■ **PROBLEM TO SOLVE**: Set down the material below word for word, excluding the pictures.

Records from a data source:

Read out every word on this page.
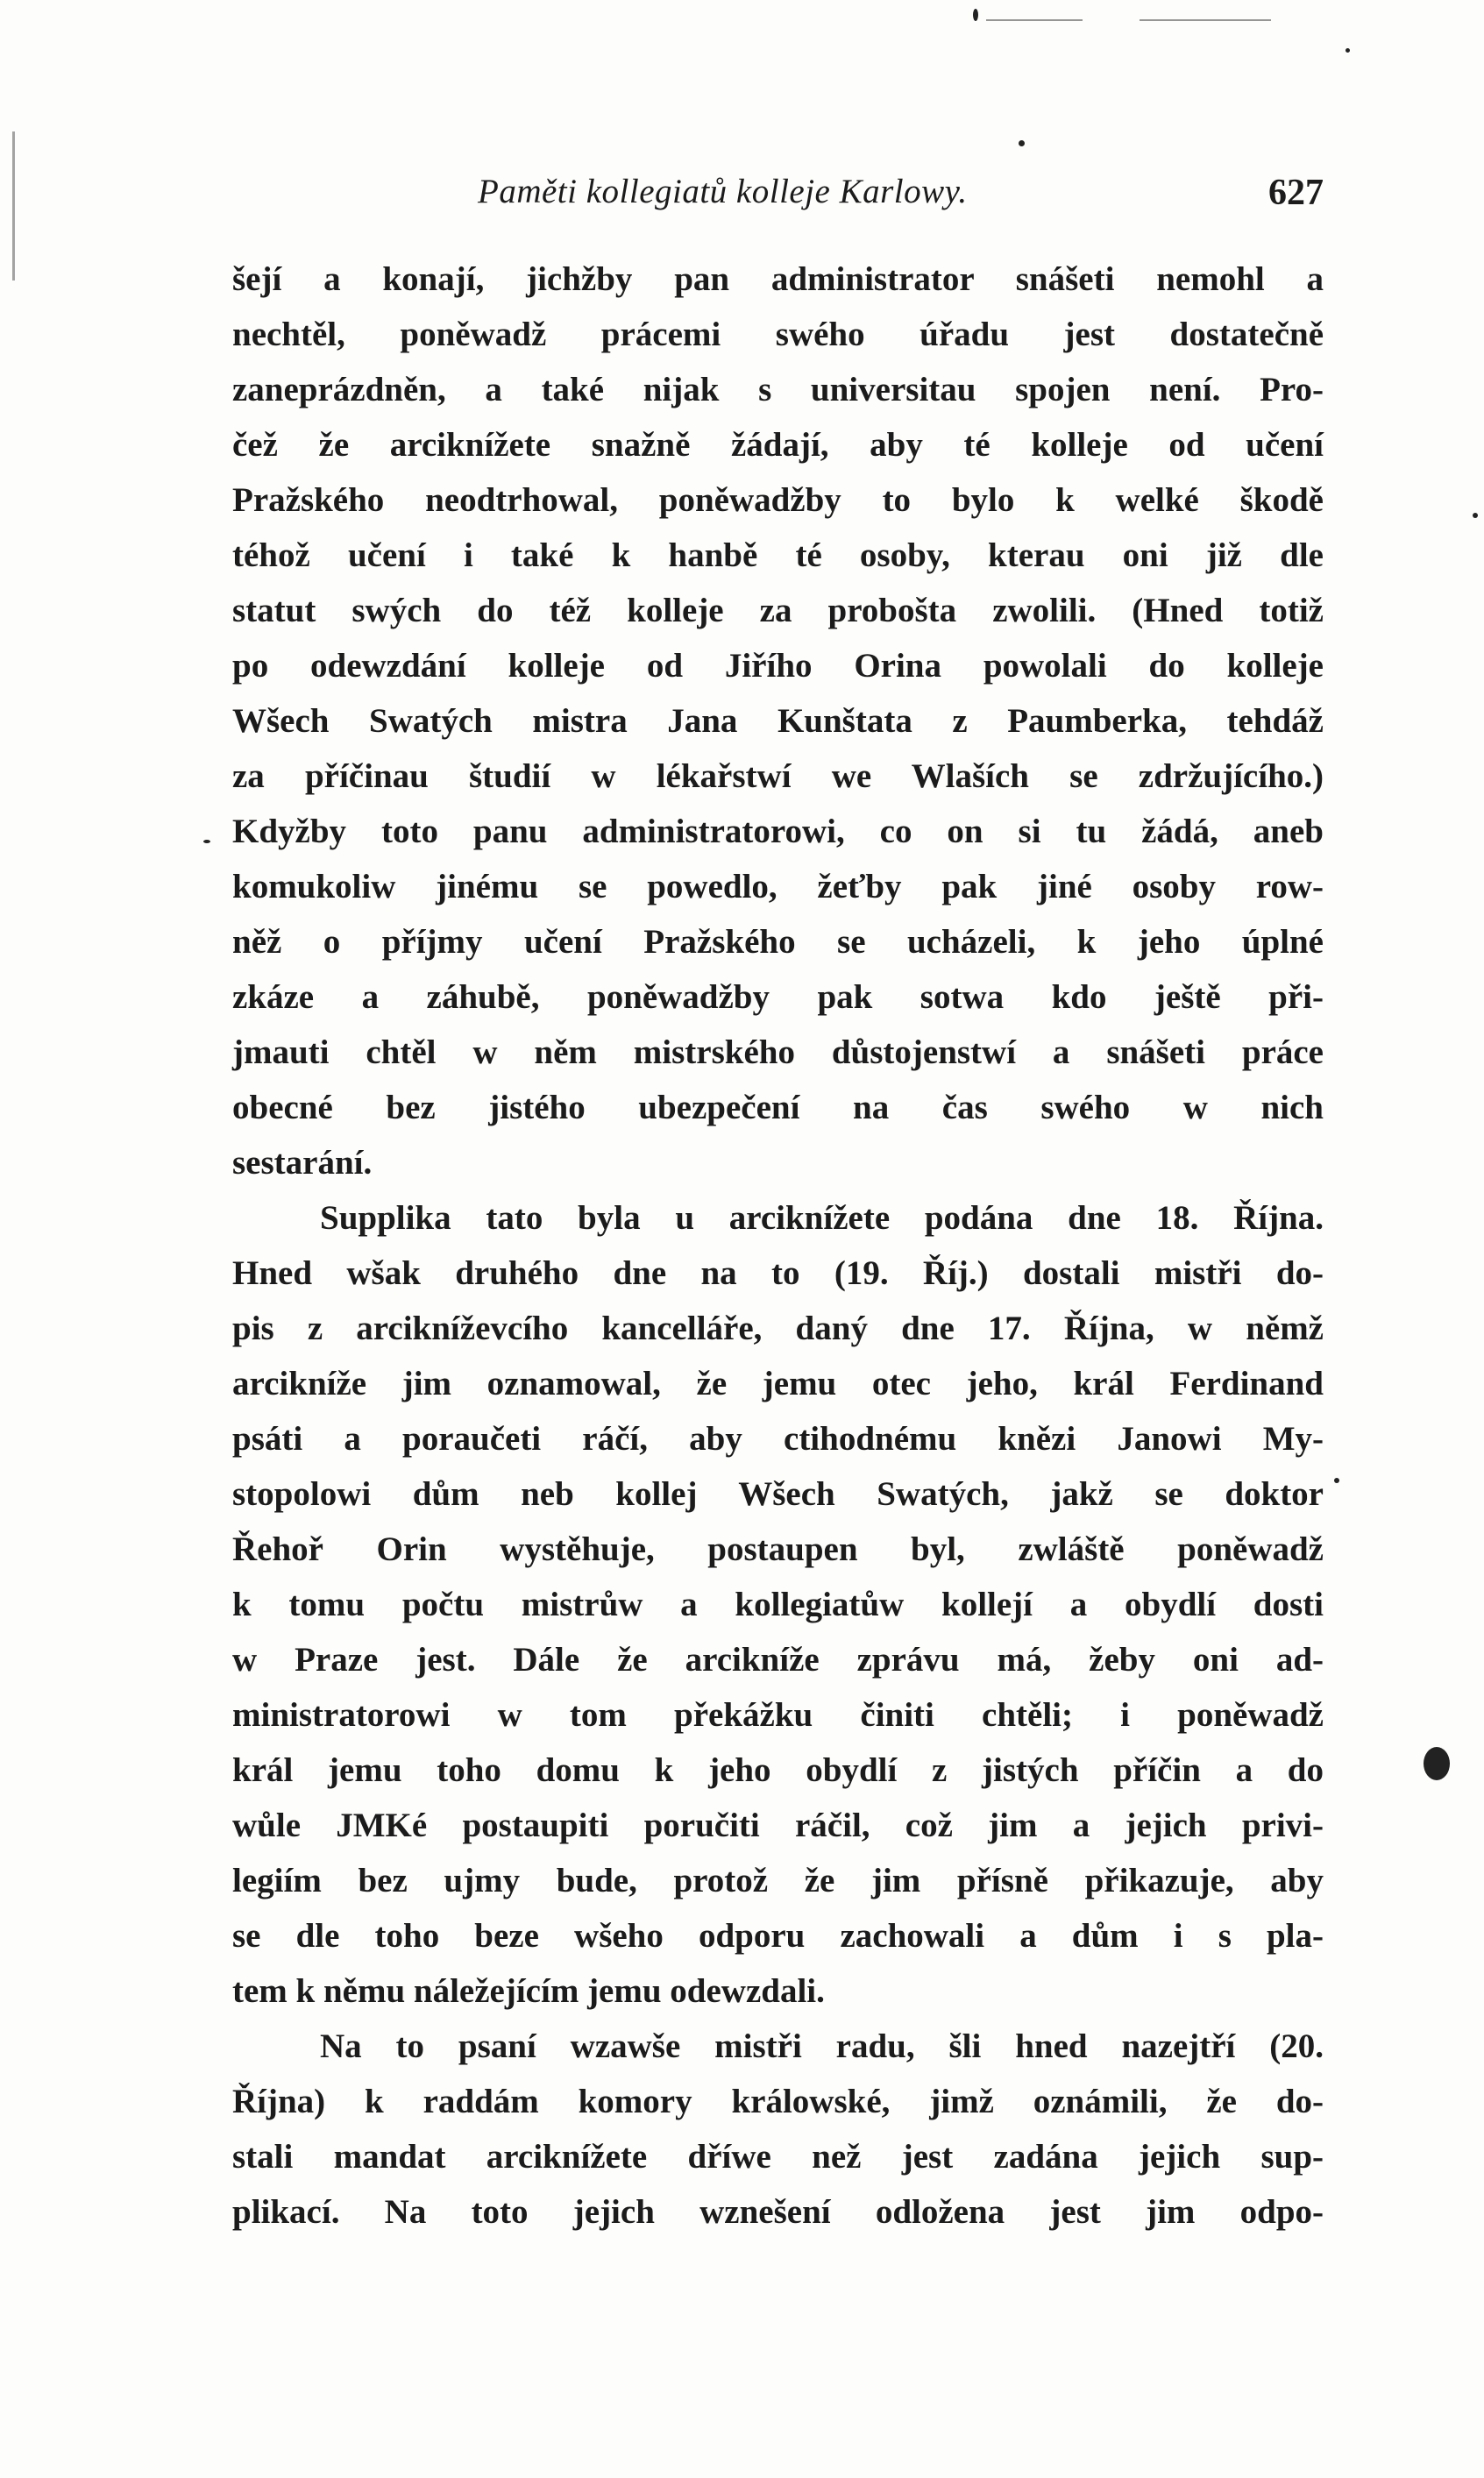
Paměti kollegiatů kolleje Karlowy.	627
šejí a konají, jichžby pan administrator snášeti nemohl a
nechtěl, poněwadž prácemi swého úřadu jest dostatečně
zaneprázdněn, a také nijak s universitau spojen není. Pro-
čež že arciknížete snažně žádají, aby té kolleje od učení
Pražského neodtrhowal, poněwadžby to bylo k welké škodě
téhož učení i také k hanbě té osoby, kterau oni již dle
statut swých do též kolleje za probošta zwolili. (Hned totiž
po odewzdání kolleje od Jiřího Orina powolali do kolleje
Wšech Swatých mistra Jana Kunštata z Paumberka, tehdáž
za příčinau študií w lékařstwí we Wlaších se zdržujícího.)
Kdyžby toto panu administratorowi, co on si tu žádá, aneb
komukoliw jinému se powedlo, žeťby pak jiné osoby row-
něž o příjmy učení Pražského se ucházeli, k jeho úplné
zkáze a záhubě, poněwadžby pak sotwa kdo ještě při-
jmauti chtěl w něm mistrského důstojenstwí a snášeti práce
obecné bez jistého ubezpečení na čas swého w nich
sestarání.
Supplika tato byla u arciknížete podána dne 18. Října.
Hned wšak druhého dne na to (19. Říj.) dostali mistři do-
pis z arcikníževcího kancelláře, daný dne 17. Října, w němž
arcikníže jim oznamowal, že jemu otec jeho, král Ferdinand
psáti a poraučeti ráčí, aby ctihodnému knězi Janowi My-
stopolowi dům neb kollej Wšech Swatých, jakž se doktor
Řehoř Orin wystěhuje, postaupen byl, zwláště poněwadž
k tomu počtu mistrůw a kollegiatůw kollejí a obydlí dosti
w Praze jest. Dále že arcikníže zprávu má, žeby oni ad-
ministratorowi w tom překážku činiti chtěli; i poněwadž
král jemu toho domu k jeho obydlí z jistých příčin a do
wůle JMKé postaupiti poručiti ráčil, což jim a jejich privi-
legiím bez ujmy bude, protož že jim přísně přikazuje, aby
se dle toho beze wšeho odporu zachowali a dům i s pla-
tem k němu náležejícím jemu odewzdali.
Na to psaní wzawše mistři radu, šli hned nazejtří (20.
Října) k raddám komory králowské, jimž oznámili, že do-
stali mandat arciknížete dříwe než jest zadána jejich sup-
plikací. Na toto jejich wznešení odložena jest jim odpo-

■ **RESULT**:
Read out every word on this page.
Paměti kollegiatů kolleje Karlowy.	627
šejí a konají, jichžby pan administrator snášeti nemohl a
nechtěl, poněwadž prácemi swého úřadu jest dostatečně
zaneprázdněn, a také nijak s universitau spojen není. Pro-
čež že arciknížete snažně žádají, aby té kolleje od učení
Pražského neodtrhowal, poněwadžby to bylo k welké škodě
téhož učení i také k hanbě té osoby, kterau oni již dle
statut swých do též kolleje za probošta zwolili. (Hned totiž
po odewzdání kolleje od Jiřího Orina powolali do kolleje
Wšech Swatých mistra Jana Kunštata z Paumberka, tehdáž
za příčinau študií w lékařstwí we Wlaších se zdržujícího.)
Kdyžby toto panu administratorowi, co on si tu žádá, aneb
komukoliw jinému se powedlo, žeťby pak jiné osoby row-
něž o příjmy učení Pražského se ucházeli, k jeho úplné
zkáze a záhubě, poněwadžby pak sotwa kdo ještě při-
jmauti chtěl w něm mistrského důstojenstwí a snášeti práce
obecné bez jistého ubezpečení na čas swého w nich
sestarání.
Supplika tato byla u arciknížete podána dne 18. Října.
Hned wšak druhého dne na to (19. Říj.) dostali mistři do-
pis z arcikníževcího kancelláře, daný dne 17. Října, w němž
arcikníže jim oznamowal, že jemu otec jeho, král Ferdinand
psáti a poraučeti ráčí, aby ctihodnému knězi Janowi My-
stopolowi dům neb kollej Wšech Swatých, jakž se doktor
Řehoř Orin wystěhuje, postaupen byl, zwláště poněwadž
k tomu počtu mistrůw a kollegiatůw kollejí a obydlí dosti
w Praze jest. Dále že arcikníže zprávu má, žeby oni ad-
ministratorowi w tom překážku činiti chtěli; i poněwadž
král jemu toho domu k jeho obydlí z jistých příčin a do
wůle JMKé postaupiti poručiti ráčil, což jim a jejich privi-
legiím bez ujmy bude, protož že jim přísně přikazuje, aby
se dle toho beze wšeho odporu zachowali a dům i s pla-
tem k němu náležejícím jemu odewzdali.
Na to psaní wzawše mistři radu, šli hned nazejtří (20.
Října) k raddám komory králowské, jimž oznámili, že do-
stali mandat arciknížete dříwe než jest zadána jejich sup-
plikací. Na toto jejich wznešení odložena jest jim odpo-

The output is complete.